#### Structured figure records:
╔══
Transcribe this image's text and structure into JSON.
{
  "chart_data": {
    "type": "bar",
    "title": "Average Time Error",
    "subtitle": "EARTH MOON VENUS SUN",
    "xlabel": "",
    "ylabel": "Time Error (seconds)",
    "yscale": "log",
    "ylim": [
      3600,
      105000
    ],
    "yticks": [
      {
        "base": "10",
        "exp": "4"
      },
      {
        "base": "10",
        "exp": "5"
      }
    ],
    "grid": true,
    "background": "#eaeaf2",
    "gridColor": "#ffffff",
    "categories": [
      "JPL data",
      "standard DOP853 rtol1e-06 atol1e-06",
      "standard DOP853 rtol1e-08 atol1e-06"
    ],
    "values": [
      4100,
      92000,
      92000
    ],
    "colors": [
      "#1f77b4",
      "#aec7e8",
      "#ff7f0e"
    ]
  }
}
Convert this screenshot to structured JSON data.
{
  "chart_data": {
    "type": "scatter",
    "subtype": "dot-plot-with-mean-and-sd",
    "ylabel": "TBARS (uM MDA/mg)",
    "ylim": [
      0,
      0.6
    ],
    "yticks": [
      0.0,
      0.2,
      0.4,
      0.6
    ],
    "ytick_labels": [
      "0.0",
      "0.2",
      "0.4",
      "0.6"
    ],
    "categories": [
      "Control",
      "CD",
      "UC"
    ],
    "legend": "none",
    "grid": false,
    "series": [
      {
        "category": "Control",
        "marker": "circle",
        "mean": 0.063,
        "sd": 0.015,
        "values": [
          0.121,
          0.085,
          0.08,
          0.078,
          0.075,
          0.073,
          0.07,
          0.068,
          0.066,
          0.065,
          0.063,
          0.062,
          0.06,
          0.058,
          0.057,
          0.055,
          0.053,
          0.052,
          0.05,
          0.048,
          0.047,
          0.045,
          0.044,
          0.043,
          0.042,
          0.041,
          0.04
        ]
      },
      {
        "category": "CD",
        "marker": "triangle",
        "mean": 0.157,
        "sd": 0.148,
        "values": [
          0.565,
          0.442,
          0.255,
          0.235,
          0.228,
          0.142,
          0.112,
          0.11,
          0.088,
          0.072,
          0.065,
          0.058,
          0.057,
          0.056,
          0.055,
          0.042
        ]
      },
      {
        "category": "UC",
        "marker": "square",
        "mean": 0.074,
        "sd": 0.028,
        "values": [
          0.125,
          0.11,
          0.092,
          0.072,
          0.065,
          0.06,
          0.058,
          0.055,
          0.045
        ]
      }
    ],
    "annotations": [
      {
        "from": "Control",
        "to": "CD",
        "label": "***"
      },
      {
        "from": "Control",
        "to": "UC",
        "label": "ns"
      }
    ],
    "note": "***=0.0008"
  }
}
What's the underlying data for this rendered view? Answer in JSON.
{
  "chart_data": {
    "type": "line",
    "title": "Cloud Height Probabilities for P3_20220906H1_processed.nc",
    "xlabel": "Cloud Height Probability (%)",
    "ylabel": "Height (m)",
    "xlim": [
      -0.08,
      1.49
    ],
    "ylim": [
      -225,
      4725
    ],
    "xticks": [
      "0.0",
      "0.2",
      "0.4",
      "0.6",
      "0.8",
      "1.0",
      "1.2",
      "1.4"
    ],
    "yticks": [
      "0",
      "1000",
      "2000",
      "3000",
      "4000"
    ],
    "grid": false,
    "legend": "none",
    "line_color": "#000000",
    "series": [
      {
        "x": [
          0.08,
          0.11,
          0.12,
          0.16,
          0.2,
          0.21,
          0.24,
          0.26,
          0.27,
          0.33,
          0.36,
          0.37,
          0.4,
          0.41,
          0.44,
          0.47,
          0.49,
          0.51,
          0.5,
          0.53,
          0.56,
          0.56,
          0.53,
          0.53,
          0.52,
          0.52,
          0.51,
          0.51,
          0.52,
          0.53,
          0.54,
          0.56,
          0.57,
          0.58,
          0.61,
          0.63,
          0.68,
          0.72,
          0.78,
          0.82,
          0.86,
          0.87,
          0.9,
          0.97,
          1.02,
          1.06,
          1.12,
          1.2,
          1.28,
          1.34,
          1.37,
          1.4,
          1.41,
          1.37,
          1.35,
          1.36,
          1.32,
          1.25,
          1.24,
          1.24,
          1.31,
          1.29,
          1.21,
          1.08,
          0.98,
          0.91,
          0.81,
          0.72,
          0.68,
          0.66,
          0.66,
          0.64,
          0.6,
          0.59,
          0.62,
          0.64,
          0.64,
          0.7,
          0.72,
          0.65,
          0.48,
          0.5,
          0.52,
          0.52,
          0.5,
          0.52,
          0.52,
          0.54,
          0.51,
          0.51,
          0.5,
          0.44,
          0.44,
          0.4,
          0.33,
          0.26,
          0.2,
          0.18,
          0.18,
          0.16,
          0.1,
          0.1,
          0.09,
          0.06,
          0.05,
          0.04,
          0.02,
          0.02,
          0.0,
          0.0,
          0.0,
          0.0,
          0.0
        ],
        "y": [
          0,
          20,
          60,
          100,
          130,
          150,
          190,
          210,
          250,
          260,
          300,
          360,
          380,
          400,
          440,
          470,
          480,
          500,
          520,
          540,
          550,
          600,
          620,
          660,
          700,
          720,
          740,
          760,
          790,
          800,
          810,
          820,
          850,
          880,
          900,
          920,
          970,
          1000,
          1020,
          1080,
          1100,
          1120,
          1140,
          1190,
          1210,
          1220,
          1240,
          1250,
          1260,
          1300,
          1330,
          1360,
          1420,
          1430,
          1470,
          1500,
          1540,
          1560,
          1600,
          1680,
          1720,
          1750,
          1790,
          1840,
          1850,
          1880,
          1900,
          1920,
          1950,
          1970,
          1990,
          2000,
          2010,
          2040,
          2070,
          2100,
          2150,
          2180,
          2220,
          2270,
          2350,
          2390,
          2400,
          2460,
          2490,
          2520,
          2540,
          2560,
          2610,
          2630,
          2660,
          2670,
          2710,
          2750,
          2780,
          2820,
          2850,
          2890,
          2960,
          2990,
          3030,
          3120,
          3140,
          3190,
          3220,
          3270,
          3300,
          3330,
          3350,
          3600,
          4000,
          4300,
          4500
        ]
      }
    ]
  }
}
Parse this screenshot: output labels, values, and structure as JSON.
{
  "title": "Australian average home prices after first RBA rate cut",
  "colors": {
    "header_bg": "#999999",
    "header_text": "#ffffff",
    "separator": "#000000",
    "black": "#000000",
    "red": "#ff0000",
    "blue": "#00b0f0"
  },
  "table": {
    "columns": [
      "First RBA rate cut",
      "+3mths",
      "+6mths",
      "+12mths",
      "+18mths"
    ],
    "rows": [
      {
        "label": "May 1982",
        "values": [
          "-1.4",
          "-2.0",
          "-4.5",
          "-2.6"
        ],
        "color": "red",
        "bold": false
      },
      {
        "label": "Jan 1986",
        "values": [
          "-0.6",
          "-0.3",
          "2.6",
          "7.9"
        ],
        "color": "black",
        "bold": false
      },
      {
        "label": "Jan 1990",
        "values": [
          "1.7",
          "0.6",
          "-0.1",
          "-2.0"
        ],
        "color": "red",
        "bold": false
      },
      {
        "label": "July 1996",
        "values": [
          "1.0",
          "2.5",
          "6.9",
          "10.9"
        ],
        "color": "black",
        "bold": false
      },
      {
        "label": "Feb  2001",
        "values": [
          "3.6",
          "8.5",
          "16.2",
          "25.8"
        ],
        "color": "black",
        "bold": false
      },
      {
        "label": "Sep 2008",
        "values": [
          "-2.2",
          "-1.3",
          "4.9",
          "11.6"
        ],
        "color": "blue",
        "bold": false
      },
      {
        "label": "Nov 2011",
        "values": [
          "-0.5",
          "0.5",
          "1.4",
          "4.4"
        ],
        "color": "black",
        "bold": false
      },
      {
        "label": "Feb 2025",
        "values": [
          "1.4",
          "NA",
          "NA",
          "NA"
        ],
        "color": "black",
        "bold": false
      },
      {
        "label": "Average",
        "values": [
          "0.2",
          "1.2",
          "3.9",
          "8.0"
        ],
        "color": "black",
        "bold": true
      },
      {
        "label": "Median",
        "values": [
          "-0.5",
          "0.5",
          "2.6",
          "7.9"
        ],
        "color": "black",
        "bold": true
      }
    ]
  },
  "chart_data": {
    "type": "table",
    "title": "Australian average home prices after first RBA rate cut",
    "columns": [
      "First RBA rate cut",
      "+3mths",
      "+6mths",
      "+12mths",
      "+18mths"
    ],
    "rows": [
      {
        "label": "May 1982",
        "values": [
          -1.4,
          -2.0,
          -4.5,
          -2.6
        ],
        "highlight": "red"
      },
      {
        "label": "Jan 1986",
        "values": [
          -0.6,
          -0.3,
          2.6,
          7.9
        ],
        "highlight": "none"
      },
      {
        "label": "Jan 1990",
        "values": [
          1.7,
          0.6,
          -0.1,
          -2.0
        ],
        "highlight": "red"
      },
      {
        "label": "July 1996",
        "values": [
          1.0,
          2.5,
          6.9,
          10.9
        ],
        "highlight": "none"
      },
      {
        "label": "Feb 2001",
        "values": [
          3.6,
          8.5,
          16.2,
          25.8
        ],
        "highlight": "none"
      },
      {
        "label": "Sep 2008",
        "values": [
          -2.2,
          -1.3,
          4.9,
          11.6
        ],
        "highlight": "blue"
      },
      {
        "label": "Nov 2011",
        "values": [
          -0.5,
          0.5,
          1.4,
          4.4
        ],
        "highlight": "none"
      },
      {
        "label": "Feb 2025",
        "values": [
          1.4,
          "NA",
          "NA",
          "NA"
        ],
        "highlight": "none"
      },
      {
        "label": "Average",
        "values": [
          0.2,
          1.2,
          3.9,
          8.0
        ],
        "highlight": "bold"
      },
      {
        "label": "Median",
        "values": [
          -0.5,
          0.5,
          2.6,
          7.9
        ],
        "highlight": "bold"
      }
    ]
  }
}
╚══
#### What needs to be done:
Collect, from the material above, every line containing the word "screenshot".

#### Final answer:
Convert this screenshot to structured JSON data.
Parse this screenshot: output labels, values, and structure as JSON.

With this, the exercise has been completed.